(Records from a collection)
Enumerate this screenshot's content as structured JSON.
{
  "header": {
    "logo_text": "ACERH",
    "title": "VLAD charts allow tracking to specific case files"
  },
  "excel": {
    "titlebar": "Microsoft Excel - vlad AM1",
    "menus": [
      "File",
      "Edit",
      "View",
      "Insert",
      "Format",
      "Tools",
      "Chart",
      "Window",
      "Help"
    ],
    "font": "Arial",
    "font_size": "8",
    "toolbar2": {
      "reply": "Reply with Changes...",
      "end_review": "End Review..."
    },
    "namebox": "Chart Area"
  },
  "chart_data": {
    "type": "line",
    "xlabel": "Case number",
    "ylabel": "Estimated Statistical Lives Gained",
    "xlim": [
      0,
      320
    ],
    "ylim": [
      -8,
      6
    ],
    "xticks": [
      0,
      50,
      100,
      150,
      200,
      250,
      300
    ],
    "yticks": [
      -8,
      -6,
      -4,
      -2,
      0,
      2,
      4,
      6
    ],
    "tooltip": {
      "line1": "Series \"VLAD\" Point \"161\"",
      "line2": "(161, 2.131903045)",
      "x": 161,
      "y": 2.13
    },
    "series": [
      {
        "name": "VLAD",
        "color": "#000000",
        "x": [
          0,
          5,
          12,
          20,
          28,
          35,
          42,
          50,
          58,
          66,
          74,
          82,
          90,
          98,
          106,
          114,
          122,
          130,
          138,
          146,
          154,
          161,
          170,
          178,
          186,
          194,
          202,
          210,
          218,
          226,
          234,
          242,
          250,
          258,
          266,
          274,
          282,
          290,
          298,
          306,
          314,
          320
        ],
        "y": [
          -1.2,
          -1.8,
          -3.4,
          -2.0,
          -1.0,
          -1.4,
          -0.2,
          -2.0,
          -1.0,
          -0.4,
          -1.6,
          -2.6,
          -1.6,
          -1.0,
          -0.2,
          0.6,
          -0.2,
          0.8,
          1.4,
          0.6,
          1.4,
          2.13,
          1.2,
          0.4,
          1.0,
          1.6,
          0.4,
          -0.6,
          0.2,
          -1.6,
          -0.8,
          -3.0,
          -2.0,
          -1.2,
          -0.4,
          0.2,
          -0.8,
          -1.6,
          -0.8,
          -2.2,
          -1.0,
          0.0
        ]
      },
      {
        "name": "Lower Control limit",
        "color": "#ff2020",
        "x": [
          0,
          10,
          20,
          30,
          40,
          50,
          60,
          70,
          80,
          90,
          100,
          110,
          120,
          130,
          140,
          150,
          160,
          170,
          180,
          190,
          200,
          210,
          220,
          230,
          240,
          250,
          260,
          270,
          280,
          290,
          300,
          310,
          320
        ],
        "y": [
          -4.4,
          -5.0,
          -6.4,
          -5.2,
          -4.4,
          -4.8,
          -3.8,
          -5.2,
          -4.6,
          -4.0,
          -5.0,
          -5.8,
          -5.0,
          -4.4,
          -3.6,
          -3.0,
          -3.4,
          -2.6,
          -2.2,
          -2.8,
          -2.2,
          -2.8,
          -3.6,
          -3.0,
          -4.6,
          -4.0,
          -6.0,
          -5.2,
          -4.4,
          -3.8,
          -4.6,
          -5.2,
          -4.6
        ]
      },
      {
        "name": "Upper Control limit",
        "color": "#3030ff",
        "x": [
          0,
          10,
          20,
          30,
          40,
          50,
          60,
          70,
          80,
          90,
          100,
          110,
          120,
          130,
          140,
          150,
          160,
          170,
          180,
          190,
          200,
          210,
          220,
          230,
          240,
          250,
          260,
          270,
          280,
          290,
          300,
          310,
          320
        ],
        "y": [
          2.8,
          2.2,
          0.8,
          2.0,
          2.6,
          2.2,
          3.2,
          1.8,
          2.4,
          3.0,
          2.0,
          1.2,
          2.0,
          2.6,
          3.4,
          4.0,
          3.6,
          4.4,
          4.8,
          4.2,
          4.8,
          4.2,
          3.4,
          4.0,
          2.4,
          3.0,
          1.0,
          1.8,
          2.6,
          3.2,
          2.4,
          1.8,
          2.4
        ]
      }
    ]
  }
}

Given task: Please restate the data word for word, every record included.

Problem solution:
Enumerate this screenshot's content as structured JSON.
{
  "header": {
    "logo_text": "ACERH",
    "title": "VLAD charts allow tracking to specific case files"
  },
  "excel": {
    "titlebar": "Microsoft Excel - vlad AM1",
    "menus": [
      "File",
      "Edit",
      "View",
      "Insert",
      "Format",
      "Tools",
      "Chart",
      "Window",
      "Help"
    ],
    "font": "Arial",
    "font_size": "8",
    "toolbar2": {
      "reply": "Reply with Changes...",
      "end_review": "End Review..."
    },
    "namebox": "Chart Area"
  },
  "chart_data": {
    "type": "line",
    "xlabel": "Case number",
    "ylabel": "Estimated Statistical Lives Gained",
    "xlim": [
      0,
      320
    ],
    "ylim": [
      -8,
      6
    ],
    "xticks": [
      0,
      50,
      100,
      150,
      200,
      250,
      300
    ],
    "yticks": [
      -8,
      -6,
      -4,
      -2,
      0,
      2,
      4,
      6
    ],
    "tooltip": {
      "line1": "Series \"VLAD\" Point \"161\"",
      "line2": "(161, 2.131903045)",
      "x": 161,
      "y": 2.13
    },
    "series": [
      {
        "name": "VLAD",
        "color": "#000000",
        "x": [
          0,
          5,
          12,
          20,
          28,
          35,
          42,
          50,
          58,
          66,
          74,
          82,
          90,
          98,
          106,
          114,
          122,
          130,
          138,
          146,
          154,
          161,
          170,
          178,
          186,
          194,
          202,
          210,
          218,
          226,
          234,
          242,
          250,
          258,
          266,
          274,
          282,
          290,
          298,
          306,
          314,
          320
        ],
        "y": [
          -1.2,
          -1.8,
          -3.4,
          -2.0,
          -1.0,
          -1.4,
          -0.2,
          -2.0,
          -1.0,
          -0.4,
          -1.6,
          -2.6,
          -1.6,
          -1.0,
          -0.2,
          0.6,
          -0.2,
          0.8,
          1.4,
          0.6,
          1.4,
          2.13,
          1.2,
          0.4,
          1.0,
          1.6,
          0.4,
          -0.6,
          0.2,
          -1.6,
          -0.8,
          -3.0,
          -2.0,
          -1.2,
          -0.4,
          0.2,
          -0.8,
          -1.6,
          -0.8,
          -2.2,
          -1.0,
          0.0
        ]
      },
      {
        "name": "Lower Control limit",
        "color": "#ff2020",
        "x": [
          0,
          10,
          20,
          30,
          40,
          50,
          60,
          70,
          80,
          90,
          100,
          110,
          120,
          130,
          140,
          150,
          160,
          170,
          180,
          190,
          200,
          210,
          220,
          230,
          240,
          250,
          260,
          270,
          280,
          290,
          300,
          310,
          320
        ],
        "y": [
          -4.4,
          -5.0,
          -6.4,
          -5.2,
          -4.4,
          -4.8,
          -3.8,
          -5.2,
          -4.6,
          -4.0,
          -5.0,
          -5.8,
          -5.0,
          -4.4,
          -3.6,
          -3.0,
          -3.4,
          -2.6,
          -2.2,
          -2.8,
          -2.2,
          -2.8,
          -3.6,
          -3.0,
          -4.6,
          -4.0,
          -6.0,
          -5.2,
          -4.4,
          -3.8,
          -4.6,
          -5.2,
          -4.6
        ]
      },
      {
        "name": "Upper Control limit",
        "color": "#3030ff",
        "x": [
          0,
          10,
          20,
          30,
          40,
          50,
          60,
          70,
          80,
          90,
          100,
          110,
          120,
          130,
          140,
          150,
          160,
          170,
          180,
          190,
          200,
          210,
          220,
          230,
          240,
          250,
          260,
          270,
          280,
          290,
          300,
          310,
          320
        ],
        "y": [
          2.8,
          2.2,
          0.8,
          2.0,
          2.6,
          2.2,
          3.2,
          1.8,
          2.4,
          3.0,
          2.0,
          1.2,
          2.0,
          2.6,
          3.4,
          4.0,
          3.6,
          4.4,
          4.8,
          4.2,
          4.8,
          4.2,
          3.4,
          4.0,
          2.4,
          3.0,
          1.0,
          1.8,
          2.6,
          3.2,
          2.4,
          1.8,
          2.4
        ]
      }
    ]
  }
}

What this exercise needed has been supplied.